=== The task ===
Repeat all the material exactly; pictures stay out of your copy.

=== Supplied entries ===
####

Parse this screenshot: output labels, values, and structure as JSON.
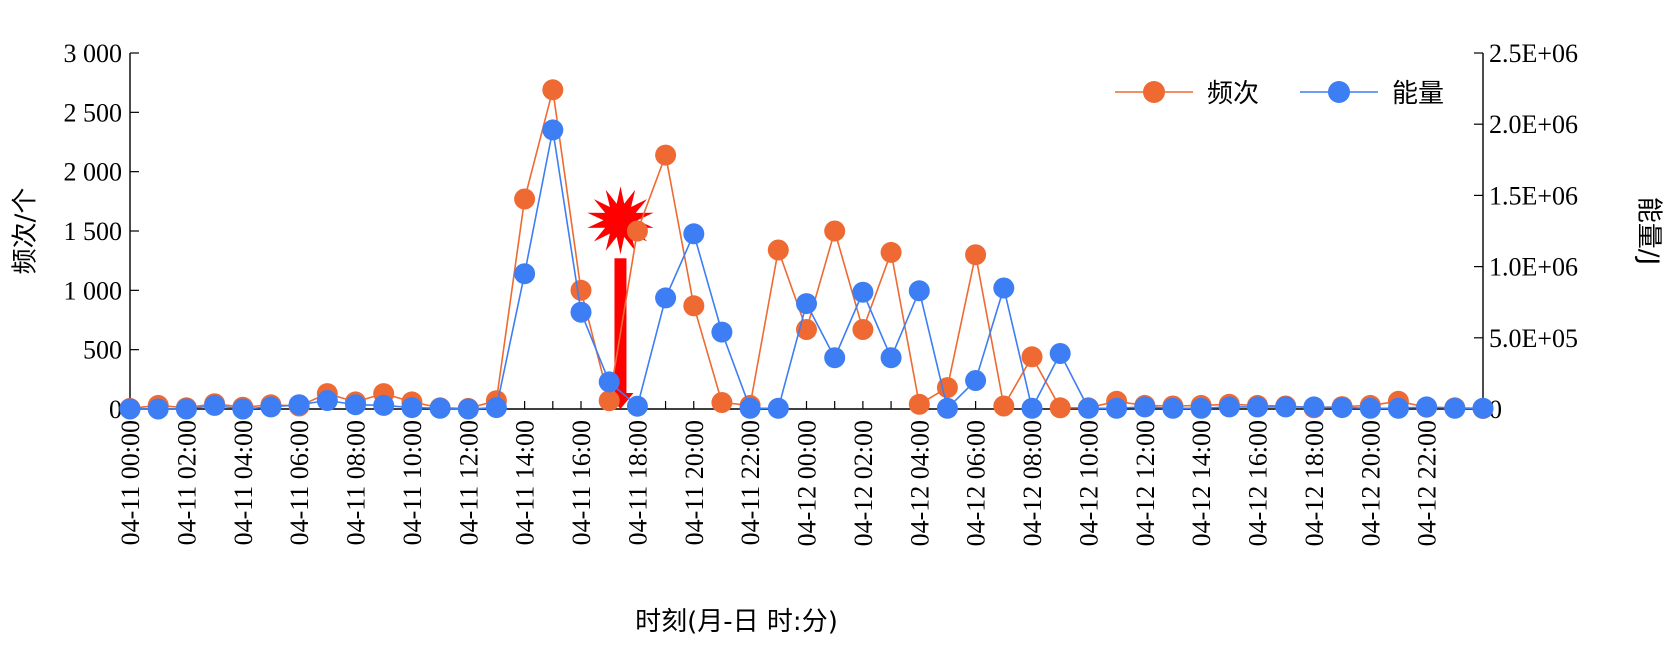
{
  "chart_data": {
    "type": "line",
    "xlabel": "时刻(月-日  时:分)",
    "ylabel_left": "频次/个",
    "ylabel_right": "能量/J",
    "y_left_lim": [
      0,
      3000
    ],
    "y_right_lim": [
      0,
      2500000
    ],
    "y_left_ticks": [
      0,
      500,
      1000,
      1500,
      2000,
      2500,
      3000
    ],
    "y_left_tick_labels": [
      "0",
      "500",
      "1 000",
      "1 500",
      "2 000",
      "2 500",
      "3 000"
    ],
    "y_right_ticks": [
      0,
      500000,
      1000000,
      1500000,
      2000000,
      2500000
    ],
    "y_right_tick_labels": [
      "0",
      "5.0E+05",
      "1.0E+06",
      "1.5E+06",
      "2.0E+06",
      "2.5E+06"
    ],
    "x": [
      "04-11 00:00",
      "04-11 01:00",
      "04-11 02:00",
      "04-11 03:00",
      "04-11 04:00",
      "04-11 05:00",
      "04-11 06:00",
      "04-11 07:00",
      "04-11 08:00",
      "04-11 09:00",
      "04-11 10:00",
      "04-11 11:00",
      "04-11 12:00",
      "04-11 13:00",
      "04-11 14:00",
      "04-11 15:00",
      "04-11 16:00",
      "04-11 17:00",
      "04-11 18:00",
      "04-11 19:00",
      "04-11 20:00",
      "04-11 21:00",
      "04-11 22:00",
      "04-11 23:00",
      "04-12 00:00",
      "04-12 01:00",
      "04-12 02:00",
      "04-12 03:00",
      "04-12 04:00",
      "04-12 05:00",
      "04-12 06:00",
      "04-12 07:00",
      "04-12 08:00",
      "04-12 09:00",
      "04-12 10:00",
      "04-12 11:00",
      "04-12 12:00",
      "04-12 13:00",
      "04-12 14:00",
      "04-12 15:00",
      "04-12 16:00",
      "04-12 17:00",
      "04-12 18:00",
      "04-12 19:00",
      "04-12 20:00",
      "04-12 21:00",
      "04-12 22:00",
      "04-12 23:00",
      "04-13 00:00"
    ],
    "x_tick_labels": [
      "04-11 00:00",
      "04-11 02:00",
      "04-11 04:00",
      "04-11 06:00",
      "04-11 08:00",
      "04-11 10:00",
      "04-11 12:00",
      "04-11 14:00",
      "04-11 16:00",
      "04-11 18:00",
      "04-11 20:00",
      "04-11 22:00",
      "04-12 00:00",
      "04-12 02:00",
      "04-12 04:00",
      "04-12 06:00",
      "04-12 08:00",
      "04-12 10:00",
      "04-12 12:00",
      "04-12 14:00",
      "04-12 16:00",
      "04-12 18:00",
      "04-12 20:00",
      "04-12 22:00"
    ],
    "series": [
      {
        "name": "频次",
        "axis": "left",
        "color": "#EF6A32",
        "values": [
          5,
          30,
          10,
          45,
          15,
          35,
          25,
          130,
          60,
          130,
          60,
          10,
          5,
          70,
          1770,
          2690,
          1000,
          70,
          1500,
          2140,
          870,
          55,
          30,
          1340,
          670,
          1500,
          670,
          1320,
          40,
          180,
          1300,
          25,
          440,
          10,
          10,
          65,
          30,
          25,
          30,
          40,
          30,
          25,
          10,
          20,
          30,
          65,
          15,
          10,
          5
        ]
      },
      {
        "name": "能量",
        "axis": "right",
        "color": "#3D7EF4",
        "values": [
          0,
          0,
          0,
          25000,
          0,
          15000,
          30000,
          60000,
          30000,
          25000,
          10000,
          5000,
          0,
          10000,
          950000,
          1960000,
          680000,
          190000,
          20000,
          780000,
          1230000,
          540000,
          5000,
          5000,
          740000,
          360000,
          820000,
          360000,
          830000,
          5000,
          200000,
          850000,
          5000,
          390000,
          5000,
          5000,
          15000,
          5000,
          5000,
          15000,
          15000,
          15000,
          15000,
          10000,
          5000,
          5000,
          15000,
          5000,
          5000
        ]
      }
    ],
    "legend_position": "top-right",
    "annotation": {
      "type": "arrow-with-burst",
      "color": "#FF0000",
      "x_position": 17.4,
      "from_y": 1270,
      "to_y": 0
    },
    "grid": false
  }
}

####

=== Task solution ===
Parse this screenshot: output labels, values, and structure as JSON.
{
  "chart_data": {
    "type": "line",
    "xlabel": "时刻(月-日  时:分)",
    "ylabel_left": "频次/个",
    "ylabel_right": "能量/J",
    "y_left_lim": [
      0,
      3000
    ],
    "y_right_lim": [
      0,
      2500000
    ],
    "y_left_ticks": [
      0,
      500,
      1000,
      1500,
      2000,
      2500,
      3000
    ],
    "y_left_tick_labels": [
      "0",
      "500",
      "1 000",
      "1 500",
      "2 000",
      "2 500",
      "3 000"
    ],
    "y_right_ticks": [
      0,
      500000,
      1000000,
      1500000,
      2000000,
      2500000
    ],
    "y_right_tick_labels": [
      "0",
      "5.0E+05",
      "1.0E+06",
      "1.5E+06",
      "2.0E+06",
      "2.5E+06"
    ],
    "x": [
      "04-11 00:00",
      "04-11 01:00",
      "04-11 02:00",
      "04-11 03:00",
      "04-11 04:00",
      "04-11 05:00",
      "04-11 06:00",
      "04-11 07:00",
      "04-11 08:00",
      "04-11 09:00",
      "04-11 10:00",
      "04-11 11:00",
      "04-11 12:00",
      "04-11 13:00",
      "04-11 14:00",
      "04-11 15:00",
      "04-11 16:00",
      "04-11 17:00",
      "04-11 18:00",
      "04-11 19:00",
      "04-11 20:00",
      "04-11 21:00",
      "04-11 22:00",
      "04-11 23:00",
      "04-12 00:00",
      "04-12 01:00",
      "04-12 02:00",
      "04-12 03:00",
      "04-12 04:00",
      "04-12 05:00",
      "04-12 06:00",
      "04-12 07:00",
      "04-12 08:00",
      "04-12 09:00",
      "04-12 10:00",
      "04-12 11:00",
      "04-12 12:00",
      "04-12 13:00",
      "04-12 14:00",
      "04-12 15:00",
      "04-12 16:00",
      "04-12 17:00",
      "04-12 18:00",
      "04-12 19:00",
      "04-12 20:00",
      "04-12 21:00",
      "04-12 22:00",
      "04-12 23:00",
      "04-13 00:00"
    ],
    "x_tick_labels": [
      "04-11 00:00",
      "04-11 02:00",
      "04-11 04:00",
      "04-11 06:00",
      "04-11 08:00",
      "04-11 10:00",
      "04-11 12:00",
      "04-11 14:00",
      "04-11 16:00",
      "04-11 18:00",
      "04-11 20:00",
      "04-11 22:00",
      "04-12 00:00",
      "04-12 02:00",
      "04-12 04:00",
      "04-12 06:00",
      "04-12 08:00",
      "04-12 10:00",
      "04-12 12:00",
      "04-12 14:00",
      "04-12 16:00",
      "04-12 18:00",
      "04-12 20:00",
      "04-12 22:00"
    ],
    "series": [
      {
        "name": "频次",
        "axis": "left",
        "color": "#EF6A32",
        "values": [
          5,
          30,
          10,
          45,
          15,
          35,
          25,
          130,
          60,
          130,
          60,
          10,
          5,
          70,
          1770,
          2690,
          1000,
          70,
          1500,
          2140,
          870,
          55,
          30,
          1340,
          670,
          1500,
          670,
          1320,
          40,
          180,
          1300,
          25,
          440,
          10,
          10,
          65,
          30,
          25,
          30,
          40,
          30,
          25,
          10,
          20,
          30,
          65,
          15,
          10,
          5
        ]
      },
      {
        "name": "能量",
        "axis": "right",
        "color": "#3D7EF4",
        "values": [
          0,
          0,
          0,
          25000,
          0,
          15000,
          30000,
          60000,
          30000,
          25000,
          10000,
          5000,
          0,
          10000,
          950000,
          1960000,
          680000,
          190000,
          20000,
          780000,
          1230000,
          540000,
          5000,
          5000,
          740000,
          360000,
          820000,
          360000,
          830000,
          5000,
          200000,
          850000,
          5000,
          390000,
          5000,
          5000,
          15000,
          5000,
          5000,
          15000,
          15000,
          15000,
          15000,
          10000,
          5000,
          5000,
          15000,
          5000,
          5000
        ]
      }
    ],
    "legend_position": "top-right",
    "annotation": {
      "type": "arrow-with-burst",
      "color": "#FF0000",
      "x_position": 17.4,
      "from_y": 1270,
      "to_y": 0
    },
    "grid": false
  }
}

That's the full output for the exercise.